* [YOUR GOAL] State how many lines contain the string "border", and write nothing else.

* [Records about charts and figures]
————
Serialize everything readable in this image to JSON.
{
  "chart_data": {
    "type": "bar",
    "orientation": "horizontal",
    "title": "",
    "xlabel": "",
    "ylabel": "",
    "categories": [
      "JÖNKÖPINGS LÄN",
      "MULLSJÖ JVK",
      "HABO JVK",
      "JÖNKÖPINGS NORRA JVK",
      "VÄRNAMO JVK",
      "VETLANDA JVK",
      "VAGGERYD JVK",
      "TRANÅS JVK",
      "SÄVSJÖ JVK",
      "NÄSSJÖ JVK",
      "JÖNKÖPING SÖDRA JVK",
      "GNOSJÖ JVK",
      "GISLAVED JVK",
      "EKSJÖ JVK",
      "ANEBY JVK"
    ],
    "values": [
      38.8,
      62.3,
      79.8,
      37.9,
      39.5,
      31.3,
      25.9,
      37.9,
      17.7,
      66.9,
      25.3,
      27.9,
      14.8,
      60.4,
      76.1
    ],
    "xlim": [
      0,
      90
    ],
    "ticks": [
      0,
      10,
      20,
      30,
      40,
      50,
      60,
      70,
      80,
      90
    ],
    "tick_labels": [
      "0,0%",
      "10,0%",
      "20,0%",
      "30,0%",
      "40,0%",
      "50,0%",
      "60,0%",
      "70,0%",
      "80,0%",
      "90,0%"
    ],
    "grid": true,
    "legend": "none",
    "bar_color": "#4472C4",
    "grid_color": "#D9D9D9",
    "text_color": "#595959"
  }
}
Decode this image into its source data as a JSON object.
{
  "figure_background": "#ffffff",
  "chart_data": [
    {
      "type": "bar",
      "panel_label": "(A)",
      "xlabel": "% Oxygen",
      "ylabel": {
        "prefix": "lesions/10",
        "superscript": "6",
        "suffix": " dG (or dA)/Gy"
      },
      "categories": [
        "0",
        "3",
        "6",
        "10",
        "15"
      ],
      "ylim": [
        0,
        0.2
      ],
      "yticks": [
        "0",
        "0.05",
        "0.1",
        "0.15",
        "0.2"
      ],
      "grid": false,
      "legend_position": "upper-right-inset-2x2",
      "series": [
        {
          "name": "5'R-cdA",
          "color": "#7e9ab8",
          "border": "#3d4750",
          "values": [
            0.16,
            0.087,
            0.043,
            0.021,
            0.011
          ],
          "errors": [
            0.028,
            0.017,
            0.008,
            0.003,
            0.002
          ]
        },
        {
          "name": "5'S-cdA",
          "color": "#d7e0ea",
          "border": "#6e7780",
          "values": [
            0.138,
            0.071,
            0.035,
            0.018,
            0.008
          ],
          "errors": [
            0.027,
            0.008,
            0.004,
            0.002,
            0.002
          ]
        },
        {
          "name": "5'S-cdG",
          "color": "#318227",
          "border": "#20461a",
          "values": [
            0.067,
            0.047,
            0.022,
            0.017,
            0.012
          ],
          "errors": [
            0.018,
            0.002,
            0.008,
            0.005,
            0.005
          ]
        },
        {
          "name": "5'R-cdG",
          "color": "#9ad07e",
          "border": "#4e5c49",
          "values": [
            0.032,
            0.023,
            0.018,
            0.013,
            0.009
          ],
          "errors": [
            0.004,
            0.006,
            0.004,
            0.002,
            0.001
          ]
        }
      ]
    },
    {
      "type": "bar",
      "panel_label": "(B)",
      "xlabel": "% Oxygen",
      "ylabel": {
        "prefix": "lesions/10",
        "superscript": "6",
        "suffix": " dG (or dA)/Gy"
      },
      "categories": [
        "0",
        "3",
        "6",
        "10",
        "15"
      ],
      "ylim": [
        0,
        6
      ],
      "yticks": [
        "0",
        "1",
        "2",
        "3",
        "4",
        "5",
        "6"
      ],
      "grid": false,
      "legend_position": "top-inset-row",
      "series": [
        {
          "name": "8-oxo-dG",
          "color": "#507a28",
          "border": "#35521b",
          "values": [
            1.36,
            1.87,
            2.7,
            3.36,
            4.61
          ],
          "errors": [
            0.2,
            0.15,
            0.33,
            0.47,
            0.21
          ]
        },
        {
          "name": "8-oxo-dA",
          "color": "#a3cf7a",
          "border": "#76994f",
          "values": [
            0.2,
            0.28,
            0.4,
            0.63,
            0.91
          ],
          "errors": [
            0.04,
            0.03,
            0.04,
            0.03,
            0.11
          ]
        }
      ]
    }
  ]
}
————
* [FULL RESPONSE] 6